- _Exercise materials_
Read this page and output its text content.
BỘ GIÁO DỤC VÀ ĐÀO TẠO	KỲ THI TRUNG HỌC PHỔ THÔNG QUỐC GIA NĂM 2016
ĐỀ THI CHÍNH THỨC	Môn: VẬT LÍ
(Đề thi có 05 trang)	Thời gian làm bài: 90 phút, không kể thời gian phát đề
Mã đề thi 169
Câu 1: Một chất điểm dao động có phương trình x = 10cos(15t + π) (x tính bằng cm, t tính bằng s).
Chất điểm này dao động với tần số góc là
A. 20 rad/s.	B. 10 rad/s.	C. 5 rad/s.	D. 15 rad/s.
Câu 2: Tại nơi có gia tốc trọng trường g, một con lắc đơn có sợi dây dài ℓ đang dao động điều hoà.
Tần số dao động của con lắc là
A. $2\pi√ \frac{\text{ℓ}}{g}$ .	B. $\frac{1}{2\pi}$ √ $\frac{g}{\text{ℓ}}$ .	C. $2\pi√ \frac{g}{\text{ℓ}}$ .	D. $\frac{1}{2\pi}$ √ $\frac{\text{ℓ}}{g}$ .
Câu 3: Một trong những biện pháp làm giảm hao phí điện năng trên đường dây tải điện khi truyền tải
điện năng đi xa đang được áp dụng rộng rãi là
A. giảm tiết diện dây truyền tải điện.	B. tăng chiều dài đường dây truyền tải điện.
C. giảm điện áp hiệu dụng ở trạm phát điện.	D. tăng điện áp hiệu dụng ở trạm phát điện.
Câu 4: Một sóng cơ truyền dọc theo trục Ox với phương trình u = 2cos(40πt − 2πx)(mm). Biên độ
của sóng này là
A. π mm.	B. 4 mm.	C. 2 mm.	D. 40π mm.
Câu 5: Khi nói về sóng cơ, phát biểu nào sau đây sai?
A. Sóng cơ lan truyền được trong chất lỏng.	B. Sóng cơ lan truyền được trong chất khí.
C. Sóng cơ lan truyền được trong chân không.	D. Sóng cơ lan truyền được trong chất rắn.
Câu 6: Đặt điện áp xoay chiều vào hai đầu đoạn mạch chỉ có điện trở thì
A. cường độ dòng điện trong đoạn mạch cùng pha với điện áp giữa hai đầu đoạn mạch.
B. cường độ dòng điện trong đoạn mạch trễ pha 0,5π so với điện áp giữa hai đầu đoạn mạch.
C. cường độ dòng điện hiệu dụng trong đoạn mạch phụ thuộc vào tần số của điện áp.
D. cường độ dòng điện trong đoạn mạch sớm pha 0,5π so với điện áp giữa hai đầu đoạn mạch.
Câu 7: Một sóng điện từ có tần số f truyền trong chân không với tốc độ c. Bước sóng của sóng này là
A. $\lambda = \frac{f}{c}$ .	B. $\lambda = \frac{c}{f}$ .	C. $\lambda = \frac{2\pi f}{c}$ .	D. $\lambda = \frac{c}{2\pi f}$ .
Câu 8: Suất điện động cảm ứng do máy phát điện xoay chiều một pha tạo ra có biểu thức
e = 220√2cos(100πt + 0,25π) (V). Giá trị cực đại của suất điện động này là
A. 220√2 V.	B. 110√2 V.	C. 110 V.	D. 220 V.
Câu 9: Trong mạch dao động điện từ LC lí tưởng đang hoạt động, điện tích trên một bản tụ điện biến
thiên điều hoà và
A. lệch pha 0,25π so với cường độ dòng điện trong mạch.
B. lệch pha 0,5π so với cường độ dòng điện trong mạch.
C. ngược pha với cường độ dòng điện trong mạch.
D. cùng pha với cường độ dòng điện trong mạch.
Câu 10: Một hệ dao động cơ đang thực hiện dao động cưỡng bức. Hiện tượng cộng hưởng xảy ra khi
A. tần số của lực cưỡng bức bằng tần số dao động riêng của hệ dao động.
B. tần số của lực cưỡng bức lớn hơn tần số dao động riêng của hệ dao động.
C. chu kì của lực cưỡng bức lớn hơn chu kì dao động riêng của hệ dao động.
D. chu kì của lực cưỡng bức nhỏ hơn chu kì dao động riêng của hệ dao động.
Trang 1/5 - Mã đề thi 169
* * *
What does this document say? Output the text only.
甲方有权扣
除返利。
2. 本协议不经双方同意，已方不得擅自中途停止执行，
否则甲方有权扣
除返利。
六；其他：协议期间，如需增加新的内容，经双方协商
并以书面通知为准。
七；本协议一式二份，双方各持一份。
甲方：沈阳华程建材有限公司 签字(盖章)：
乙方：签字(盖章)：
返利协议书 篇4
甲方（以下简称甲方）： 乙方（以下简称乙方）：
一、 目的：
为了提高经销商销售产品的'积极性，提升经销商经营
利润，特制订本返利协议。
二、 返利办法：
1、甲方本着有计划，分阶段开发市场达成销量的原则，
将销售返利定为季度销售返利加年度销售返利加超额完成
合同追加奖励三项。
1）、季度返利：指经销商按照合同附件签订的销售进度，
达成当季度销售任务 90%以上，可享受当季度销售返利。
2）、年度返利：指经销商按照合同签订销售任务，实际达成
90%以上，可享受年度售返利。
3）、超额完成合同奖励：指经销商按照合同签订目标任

- _What you will do_
Return from the data every line that holds "đang".

- _Exercise solution_
Câu 2: Tại nơi có gia tốc trọng trường g, một con lắc đơn có sợi dây dài ℓ đang dao động điều hoà.
điện năng đi xa đang được áp dụng rộng rãi là
Câu 9: Trong mạch dao động điện từ LC lí tưởng đang hoạt động, điện tích trên một bản tụ điện biến
Câu 10: Một hệ dao động cơ đang thực hiện dao động cưỡng bức. Hiện tượng cộng hưởng xảy ra khi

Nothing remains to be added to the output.